SHORT PROBLEM: Rewrite all of the items below as a numbered list, skipping any blank lines.

[Layout region records]
- - - -

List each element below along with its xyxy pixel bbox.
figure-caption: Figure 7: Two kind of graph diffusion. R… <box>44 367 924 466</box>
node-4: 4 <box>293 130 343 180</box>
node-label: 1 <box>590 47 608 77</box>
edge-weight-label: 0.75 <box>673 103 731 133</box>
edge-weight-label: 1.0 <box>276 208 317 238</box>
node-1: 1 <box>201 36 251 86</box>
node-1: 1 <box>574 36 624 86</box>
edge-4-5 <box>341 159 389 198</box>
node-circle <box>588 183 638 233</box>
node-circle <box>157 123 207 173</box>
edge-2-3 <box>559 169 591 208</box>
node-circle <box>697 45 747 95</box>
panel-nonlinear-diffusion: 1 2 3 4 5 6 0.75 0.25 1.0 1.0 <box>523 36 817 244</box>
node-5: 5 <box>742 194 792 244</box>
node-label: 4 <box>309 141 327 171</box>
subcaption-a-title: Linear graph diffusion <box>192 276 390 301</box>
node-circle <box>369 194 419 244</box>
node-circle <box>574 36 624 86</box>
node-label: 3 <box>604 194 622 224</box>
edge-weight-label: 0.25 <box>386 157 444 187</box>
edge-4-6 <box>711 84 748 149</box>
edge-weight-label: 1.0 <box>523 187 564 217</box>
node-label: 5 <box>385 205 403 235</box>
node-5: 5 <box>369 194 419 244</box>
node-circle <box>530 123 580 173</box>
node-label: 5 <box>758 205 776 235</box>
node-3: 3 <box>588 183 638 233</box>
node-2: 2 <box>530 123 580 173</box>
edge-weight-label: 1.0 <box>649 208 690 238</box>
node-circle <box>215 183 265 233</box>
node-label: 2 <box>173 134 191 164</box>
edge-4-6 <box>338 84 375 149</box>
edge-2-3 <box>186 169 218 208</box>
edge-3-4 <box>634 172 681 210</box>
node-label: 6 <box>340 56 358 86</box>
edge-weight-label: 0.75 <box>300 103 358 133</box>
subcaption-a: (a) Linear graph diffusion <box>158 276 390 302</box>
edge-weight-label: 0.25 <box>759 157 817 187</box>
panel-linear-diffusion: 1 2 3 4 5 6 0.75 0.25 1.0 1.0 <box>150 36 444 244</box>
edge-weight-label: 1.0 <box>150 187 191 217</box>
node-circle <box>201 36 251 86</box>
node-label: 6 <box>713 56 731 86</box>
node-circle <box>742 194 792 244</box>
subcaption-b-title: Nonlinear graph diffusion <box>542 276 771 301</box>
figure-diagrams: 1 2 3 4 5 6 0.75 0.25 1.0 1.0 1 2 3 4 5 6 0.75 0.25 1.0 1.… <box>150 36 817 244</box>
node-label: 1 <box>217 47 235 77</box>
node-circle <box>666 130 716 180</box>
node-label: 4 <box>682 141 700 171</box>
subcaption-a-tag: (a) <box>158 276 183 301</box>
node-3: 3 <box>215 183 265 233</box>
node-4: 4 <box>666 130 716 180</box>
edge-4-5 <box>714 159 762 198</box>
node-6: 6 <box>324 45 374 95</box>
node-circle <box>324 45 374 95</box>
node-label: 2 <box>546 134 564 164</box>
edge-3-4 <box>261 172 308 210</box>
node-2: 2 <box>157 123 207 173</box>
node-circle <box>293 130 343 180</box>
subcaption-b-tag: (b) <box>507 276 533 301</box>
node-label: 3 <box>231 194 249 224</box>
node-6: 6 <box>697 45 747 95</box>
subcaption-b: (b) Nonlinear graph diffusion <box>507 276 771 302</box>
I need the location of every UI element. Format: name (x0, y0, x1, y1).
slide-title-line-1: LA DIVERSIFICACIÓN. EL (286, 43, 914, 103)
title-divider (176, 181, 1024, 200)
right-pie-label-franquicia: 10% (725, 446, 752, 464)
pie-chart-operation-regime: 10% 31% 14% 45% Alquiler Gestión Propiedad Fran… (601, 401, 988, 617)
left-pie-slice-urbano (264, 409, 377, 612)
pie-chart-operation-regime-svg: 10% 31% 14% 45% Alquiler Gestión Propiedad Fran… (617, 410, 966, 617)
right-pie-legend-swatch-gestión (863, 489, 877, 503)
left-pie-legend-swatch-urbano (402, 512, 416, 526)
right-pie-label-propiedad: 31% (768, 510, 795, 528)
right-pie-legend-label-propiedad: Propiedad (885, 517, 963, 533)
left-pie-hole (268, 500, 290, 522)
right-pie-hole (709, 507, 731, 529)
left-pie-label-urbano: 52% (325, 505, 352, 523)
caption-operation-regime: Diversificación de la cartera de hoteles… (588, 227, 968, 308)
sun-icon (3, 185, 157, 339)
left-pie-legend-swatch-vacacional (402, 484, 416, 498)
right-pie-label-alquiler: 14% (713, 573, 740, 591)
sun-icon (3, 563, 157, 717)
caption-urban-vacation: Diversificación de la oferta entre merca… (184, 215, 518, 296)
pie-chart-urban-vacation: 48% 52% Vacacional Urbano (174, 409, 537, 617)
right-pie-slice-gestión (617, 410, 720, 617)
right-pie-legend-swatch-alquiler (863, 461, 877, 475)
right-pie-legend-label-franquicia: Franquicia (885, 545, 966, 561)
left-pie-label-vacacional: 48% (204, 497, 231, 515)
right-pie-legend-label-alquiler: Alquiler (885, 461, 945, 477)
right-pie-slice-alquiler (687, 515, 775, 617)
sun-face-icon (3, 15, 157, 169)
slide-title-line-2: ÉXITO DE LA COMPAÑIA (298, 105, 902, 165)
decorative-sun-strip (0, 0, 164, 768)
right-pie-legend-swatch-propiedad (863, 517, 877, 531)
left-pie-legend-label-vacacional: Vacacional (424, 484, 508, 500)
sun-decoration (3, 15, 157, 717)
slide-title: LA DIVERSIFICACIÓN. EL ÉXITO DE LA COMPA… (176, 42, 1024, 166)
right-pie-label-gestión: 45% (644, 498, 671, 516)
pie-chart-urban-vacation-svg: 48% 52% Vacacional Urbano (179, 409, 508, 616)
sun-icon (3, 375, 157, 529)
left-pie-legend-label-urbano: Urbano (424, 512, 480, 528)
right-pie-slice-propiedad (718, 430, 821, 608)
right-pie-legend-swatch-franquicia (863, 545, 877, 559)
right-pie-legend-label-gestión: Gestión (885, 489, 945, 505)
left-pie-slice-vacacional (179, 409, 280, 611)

- - - -

RESULT:
1. List each element below along with its xyxy pixel bbox.
2. figure-caption: Figure 7: Two kind of graph diffusion. R… <box>44 367 924 466</box>
3. node-4: 4 <box>293 130 343 180</box>
4. node-label: 1 <box>590 47 608 77</box>
5. edge-weight-label: 0.75 <box>673 103 731 133</box>
6. edge-weight-label: 1.0 <box>276 208 317 238</box>
7. node-1: 1 <box>201 36 251 86</box>
8. node-1: 1 <box>574 36 624 86</box>
9. edge-4-5 <box>341 159 389 198</box>
10. node-circle <box>588 183 638 233</box>
11. node-circle <box>157 123 207 173</box>
12. edge-2-3 <box>559 169 591 208</box>
13. node-circle <box>697 45 747 95</box>
14. panel-nonlinear-diffusion: 1 2 3 4 5 6 0.75 0.25 1.0 1.0 <box>523 36 817 244</box>
15. node-5: 5 <box>742 194 792 244</box>
16. node-label: 4 <box>309 141 327 171</box>
17. subcaption-a-title: Linear graph diffusion <box>192 276 390 301</box>
18. node-circle <box>369 194 419 244</box>
19. node-circle <box>574 36 624 86</box>
20. node-label: 3 <box>604 194 622 224</box>
21. edge-weight-label: 0.25 <box>386 157 444 187</box>
22. edge-4-6 <box>711 84 748 149</box>
23. edge-weight-label: 1.0 <box>523 187 564 217</box>
24. node-label: 5 <box>385 205 403 235</box>
25. node-5: 5 <box>369 194 419 244</box>
26. node-circle <box>530 123 580 173</box>
27. node-label: 5 <box>758 205 776 235</box>
28. node-3: 3 <box>588 183 638 233</box>
29. node-2: 2 <box>530 123 580 173</box>
30. edge-weight-label: 1.0 <box>649 208 690 238</box>
31. node-circle <box>215 183 265 233</box>
32. node-label: 2 <box>173 134 191 164</box>
33. edge-4-6 <box>338 84 375 149</box>
34. edge-2-3 <box>186 169 218 208</box>
35. edge-3-4 <box>634 172 681 210</box>
36. node-label: 6 <box>340 56 358 86</box>
37. edge-weight-label: 0.75 <box>300 103 358 133</box>
38. subcaption-a: (a) Linear graph diffusion <box>158 276 390 302</box>
39. edge-weight-label: 0.25 <box>759 157 817 187</box>
40. panel-linear-diffusion: 1 2 3 4 5 6 0.75 0.25 1.0 1.0 <box>150 36 444 244</box>
41. edge-weight-label: 1.0 <box>150 187 191 217</box>
42. node-circle <box>201 36 251 86</box>
43. node-label: 6 <box>713 56 731 86</box>
44. node-circle <box>742 194 792 244</box>
45. subcaption-b-title: Nonlinear graph diffusion <box>542 276 771 301</box>
46. figure-diagrams: 1 2 3 4 5 6 0.75 0.25 1.0 1.0 1 2 3 4 5 6 0.75 0.25 1.0 1.… <box>150 36 817 244</box>
47. node-label: 1 <box>217 47 235 77</box>
48. node-circle <box>666 130 716 180</box>
49. node-label: 4 <box>682 141 700 171</box>
50. subcaption-a-tag: (a) <box>158 276 183 301</box>
51. node-3: 3 <box>215 183 265 233</box>
52. node-4: 4 <box>666 130 716 180</box>
53. edge-4-5 <box>714 159 762 198</box>
54. node-6: 6 <box>324 45 374 95</box>
55. node-circle <box>324 45 374 95</box>
56. node-label: 2 <box>546 134 564 164</box>
57. edge-3-4 <box>261 172 308 210</box>
58. node-2: 2 <box>157 123 207 173</box>
59. node-circle <box>293 130 343 180</box>
60. subcaption-b-tag: (b) <box>507 276 533 301</box>
61. node-label: 3 <box>231 194 249 224</box>
62. node-6: 6 <box>697 45 747 95</box>
63. subcaption-b: (b) Nonlinear graph diffusion <box>507 276 771 302</box>
64. I need the location of every UI element. Format: name (x0, y0, x1, y1).
65. slide-title-line-1: LA DIVERSIFICACIÓN. EL (286, 43, 914, 103)
66. title-divider (176, 181, 1024, 200)
67. right-pie-label-franquicia: 10% (725, 446, 752, 464)
68. pie-chart-operation-regime: 10% 31% 14% 45% Alquiler Gestión Propiedad Fran… (601, 401, 988, 617)
69. left-pie-slice-urbano (264, 409, 377, 612)
70. pie-chart-operation-regime-svg: 10% 31% 14% 45% Alquiler Gestión Propiedad Fran… (617, 410, 966, 617)
71. right-pie-legend-swatch-gestión (863, 489, 877, 503)
72. left-pie-legend-swatch-urbano (402, 512, 416, 526)
73. right-pie-label-propiedad: 31% (768, 510, 795, 528)
74. right-pie-legend-label-propiedad: Propiedad (885, 517, 963, 533)
75. left-pie-hole (268, 500, 290, 522)
76. right-pie-hole (709, 507, 731, 529)
77. left-pie-label-urbano: 52% (325, 505, 352, 523)
78. caption-operation-regime: Diversificación de la cartera de hoteles… (588, 227, 968, 308)
79. sun-icon (3, 185, 157, 339)
80. left-pie-legend-swatch-vacacional (402, 484, 416, 498)
81. right-pie-label-alquiler: 14% (713, 573, 740, 591)
82. sun-icon (3, 563, 157, 717)
83. caption-urban-vacation: Diversificación de la oferta entre merca… (184, 215, 518, 296)
84. pie-chart-urban-vacation: 48% 52% Vacacional Urbano (174, 409, 537, 617)
85. right-pie-slice-gestión (617, 410, 720, 617)
86. right-pie-legend-swatch-alquiler (863, 461, 877, 475)
87. right-pie-legend-label-franquicia: Franquicia (885, 545, 966, 561)
88. left-pie-label-vacacional: 48% (204, 497, 231, 515)
89. right-pie-legend-label-alquiler: Alquiler (885, 461, 945, 477)
90. right-pie-slice-alquiler (687, 515, 775, 617)
91. sun-face-icon (3, 15, 157, 169)
92. slide-title-line-2: ÉXITO DE LA COMPAÑIA (298, 105, 902, 165)
93. decorative-sun-strip (0, 0, 164, 768)
94. right-pie-legend-swatch-propiedad (863, 517, 877, 531)
95. left-pie-legend-label-vacacional: Vacacional (424, 484, 508, 500)
96. sun-decoration (3, 15, 157, 717)
97. slide-title: LA DIVERSIFICACIÓN. EL ÉXITO DE LA COMPA… (176, 42, 1024, 166)
98. right-pie-label-gestión: 45% (644, 498, 671, 516)
99. pie-chart-urban-vacation-svg: 48% 52% Vacacional Urbano (179, 409, 508, 616)
100. sun-icon (3, 375, 157, 529)
101. left-pie-legend-label-urbano: Urbano (424, 512, 480, 528)
102. right-pie-slice-propiedad (718, 430, 821, 608)
103. right-pie-legend-swatch-franquicia (863, 545, 877, 559)
104. right-pie-legend-label-gestión: Gestión (885, 489, 945, 505)
105. left-pie-slice-vacacional (179, 409, 280, 611)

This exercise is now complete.